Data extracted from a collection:
↓↓↓

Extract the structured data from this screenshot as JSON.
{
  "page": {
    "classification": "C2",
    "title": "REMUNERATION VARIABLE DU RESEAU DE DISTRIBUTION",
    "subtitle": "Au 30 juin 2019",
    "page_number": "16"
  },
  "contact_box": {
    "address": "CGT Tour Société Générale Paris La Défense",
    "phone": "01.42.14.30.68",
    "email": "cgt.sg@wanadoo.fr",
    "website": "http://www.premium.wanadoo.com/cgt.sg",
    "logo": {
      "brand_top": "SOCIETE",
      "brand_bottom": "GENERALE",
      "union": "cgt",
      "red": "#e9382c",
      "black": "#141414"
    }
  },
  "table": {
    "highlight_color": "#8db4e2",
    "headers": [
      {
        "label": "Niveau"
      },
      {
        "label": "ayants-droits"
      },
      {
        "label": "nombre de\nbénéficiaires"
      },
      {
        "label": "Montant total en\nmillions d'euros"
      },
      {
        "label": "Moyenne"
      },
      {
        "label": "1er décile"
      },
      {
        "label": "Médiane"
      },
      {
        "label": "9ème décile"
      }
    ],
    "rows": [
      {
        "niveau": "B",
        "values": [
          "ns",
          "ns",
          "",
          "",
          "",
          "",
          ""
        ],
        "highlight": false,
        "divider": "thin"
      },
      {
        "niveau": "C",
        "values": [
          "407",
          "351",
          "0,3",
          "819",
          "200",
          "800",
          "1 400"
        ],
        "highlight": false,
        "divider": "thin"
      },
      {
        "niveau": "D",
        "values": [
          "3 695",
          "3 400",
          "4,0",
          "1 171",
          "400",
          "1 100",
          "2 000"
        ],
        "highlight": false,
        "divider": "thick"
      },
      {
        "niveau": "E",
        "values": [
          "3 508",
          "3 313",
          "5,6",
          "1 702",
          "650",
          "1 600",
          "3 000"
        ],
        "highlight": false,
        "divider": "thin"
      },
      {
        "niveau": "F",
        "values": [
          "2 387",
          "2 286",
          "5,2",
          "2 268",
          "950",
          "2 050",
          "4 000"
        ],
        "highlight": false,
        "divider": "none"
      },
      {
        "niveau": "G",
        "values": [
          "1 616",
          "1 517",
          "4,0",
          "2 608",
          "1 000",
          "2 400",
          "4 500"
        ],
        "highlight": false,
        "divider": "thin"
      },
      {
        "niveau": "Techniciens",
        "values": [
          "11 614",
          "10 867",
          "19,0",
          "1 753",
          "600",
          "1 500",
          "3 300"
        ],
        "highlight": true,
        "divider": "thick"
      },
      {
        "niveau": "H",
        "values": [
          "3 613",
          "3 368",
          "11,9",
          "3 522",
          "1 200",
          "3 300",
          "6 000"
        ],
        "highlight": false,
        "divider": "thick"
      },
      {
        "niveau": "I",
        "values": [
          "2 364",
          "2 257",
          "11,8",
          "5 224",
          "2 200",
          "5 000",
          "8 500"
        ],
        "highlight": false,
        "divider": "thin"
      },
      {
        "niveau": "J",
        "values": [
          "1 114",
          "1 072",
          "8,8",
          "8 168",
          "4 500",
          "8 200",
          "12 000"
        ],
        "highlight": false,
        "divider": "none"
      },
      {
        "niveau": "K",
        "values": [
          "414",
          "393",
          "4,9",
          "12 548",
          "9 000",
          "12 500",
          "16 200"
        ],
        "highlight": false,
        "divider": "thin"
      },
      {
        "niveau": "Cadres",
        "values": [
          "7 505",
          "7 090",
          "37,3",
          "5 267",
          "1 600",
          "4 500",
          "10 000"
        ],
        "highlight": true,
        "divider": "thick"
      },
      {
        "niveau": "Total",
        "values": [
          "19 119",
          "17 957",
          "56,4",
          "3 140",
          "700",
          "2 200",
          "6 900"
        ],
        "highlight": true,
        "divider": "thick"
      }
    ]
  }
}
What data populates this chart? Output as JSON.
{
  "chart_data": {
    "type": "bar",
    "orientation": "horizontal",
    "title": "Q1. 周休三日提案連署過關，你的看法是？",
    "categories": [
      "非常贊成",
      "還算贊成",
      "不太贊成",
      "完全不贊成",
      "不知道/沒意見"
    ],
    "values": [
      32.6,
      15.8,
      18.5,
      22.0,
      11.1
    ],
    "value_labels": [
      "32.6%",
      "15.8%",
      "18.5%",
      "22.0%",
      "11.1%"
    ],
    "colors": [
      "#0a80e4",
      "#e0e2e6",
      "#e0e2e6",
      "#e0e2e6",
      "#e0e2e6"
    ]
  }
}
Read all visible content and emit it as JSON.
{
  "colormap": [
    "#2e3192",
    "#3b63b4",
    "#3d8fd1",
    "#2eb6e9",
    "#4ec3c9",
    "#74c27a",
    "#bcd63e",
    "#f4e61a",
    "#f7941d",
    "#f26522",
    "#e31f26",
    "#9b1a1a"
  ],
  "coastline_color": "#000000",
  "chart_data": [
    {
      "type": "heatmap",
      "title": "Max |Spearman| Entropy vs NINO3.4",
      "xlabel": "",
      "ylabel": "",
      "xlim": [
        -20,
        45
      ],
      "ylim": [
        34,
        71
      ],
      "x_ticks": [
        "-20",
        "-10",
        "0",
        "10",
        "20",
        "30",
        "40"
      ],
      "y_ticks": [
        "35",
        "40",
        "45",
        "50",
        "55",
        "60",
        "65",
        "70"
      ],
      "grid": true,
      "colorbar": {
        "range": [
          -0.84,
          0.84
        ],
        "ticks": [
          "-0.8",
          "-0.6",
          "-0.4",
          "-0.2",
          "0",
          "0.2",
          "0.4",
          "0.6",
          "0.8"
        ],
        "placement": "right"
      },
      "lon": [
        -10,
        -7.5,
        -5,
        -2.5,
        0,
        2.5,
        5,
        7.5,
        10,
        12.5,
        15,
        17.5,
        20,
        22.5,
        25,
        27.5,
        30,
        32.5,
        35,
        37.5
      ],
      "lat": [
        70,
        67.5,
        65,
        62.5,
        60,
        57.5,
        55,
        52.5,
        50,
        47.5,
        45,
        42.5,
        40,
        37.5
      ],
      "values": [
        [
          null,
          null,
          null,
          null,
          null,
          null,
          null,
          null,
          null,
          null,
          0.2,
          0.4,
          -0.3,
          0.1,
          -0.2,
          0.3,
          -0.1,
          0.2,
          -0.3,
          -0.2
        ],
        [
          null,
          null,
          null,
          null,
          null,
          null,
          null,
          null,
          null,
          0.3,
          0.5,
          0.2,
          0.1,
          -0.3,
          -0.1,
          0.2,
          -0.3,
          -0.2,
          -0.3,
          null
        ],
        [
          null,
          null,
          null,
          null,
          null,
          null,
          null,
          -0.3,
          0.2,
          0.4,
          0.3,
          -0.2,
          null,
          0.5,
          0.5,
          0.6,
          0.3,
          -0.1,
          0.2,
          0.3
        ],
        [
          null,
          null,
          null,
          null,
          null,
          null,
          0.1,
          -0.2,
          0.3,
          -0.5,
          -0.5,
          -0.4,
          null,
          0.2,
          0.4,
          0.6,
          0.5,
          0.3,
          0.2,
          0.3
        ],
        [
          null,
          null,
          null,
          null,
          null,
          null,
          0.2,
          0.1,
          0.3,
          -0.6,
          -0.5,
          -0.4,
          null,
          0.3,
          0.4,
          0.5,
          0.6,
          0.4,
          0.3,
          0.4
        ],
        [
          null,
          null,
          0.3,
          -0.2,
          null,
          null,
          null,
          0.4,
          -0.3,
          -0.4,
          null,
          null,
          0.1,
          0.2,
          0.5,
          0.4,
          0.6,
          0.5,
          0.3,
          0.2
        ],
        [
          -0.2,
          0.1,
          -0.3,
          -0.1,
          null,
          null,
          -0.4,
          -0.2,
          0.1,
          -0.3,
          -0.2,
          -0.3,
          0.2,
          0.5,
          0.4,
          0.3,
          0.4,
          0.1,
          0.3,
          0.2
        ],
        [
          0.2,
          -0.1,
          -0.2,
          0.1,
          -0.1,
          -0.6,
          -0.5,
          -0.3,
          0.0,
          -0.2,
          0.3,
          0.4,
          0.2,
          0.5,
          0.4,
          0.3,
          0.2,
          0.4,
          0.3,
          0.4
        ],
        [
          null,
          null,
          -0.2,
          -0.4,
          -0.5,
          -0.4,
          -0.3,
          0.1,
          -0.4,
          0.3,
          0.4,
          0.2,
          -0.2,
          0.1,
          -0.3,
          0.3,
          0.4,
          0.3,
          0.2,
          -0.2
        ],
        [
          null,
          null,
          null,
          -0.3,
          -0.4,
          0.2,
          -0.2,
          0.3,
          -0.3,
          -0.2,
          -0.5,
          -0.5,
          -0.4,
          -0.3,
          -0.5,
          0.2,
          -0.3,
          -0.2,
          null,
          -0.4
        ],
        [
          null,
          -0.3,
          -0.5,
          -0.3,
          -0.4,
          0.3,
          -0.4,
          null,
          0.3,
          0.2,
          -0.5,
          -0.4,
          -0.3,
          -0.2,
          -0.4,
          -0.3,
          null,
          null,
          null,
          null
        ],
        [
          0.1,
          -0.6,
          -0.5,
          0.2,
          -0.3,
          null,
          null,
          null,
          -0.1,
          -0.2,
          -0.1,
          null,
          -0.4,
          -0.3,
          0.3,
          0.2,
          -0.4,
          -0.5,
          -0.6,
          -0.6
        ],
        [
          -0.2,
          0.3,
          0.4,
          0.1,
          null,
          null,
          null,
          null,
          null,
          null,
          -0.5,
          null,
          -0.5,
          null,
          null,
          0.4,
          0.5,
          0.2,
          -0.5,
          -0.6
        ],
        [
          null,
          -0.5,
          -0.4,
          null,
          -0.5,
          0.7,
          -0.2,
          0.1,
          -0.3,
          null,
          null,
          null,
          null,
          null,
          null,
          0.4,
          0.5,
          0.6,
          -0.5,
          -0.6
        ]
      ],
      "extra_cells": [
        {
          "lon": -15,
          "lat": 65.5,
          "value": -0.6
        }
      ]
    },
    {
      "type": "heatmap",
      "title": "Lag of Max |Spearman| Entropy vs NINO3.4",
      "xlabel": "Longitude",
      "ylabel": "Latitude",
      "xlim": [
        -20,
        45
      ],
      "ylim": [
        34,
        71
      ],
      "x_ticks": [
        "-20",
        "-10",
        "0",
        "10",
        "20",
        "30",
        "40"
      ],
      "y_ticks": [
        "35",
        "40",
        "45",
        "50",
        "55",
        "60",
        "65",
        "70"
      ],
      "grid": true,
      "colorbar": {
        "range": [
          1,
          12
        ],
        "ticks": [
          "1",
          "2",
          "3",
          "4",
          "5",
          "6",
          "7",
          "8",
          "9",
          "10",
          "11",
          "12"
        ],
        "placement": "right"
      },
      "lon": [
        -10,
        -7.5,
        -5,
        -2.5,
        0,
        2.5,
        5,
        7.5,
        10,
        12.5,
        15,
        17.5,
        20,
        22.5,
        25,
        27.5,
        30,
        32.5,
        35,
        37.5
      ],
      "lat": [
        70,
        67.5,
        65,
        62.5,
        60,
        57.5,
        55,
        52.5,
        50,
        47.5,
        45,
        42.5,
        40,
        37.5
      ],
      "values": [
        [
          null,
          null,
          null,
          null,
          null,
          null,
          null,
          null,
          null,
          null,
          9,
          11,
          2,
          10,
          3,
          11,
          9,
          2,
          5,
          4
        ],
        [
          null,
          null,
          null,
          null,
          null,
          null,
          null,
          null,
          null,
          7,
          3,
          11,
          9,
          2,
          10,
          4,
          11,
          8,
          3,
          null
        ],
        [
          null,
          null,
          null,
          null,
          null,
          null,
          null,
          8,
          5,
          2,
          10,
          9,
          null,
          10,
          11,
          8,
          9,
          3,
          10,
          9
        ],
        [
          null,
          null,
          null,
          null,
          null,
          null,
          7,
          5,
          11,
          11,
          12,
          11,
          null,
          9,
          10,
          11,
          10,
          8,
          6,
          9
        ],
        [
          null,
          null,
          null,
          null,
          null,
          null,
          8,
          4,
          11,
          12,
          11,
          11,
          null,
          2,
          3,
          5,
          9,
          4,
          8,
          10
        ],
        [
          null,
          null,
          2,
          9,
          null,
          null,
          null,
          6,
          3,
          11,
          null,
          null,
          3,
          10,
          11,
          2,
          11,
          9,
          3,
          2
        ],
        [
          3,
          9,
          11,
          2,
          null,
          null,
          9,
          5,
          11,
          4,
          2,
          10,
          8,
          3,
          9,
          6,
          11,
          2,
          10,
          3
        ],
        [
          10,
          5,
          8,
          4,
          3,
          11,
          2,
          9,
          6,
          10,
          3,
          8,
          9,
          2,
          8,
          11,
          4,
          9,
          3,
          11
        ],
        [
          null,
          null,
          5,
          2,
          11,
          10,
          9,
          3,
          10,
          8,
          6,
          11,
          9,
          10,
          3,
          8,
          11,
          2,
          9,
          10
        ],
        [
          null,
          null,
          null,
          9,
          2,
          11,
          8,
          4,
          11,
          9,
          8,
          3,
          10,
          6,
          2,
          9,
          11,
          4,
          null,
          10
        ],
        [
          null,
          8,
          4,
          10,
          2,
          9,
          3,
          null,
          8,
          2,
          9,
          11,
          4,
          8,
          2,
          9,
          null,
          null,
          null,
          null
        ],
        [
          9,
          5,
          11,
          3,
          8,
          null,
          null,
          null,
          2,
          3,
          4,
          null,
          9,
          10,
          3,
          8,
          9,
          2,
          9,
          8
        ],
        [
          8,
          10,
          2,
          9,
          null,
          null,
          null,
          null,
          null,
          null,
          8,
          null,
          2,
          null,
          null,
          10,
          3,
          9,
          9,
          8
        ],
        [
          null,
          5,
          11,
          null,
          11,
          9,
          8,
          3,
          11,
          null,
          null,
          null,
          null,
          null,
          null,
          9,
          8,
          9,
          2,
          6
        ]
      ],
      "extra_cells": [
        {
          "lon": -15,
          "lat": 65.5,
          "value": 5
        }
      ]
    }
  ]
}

↑↑↑

TASK: A single figure is required: the number of lines above in which the word "Spearman" occurs.

FINAL RESULT: 2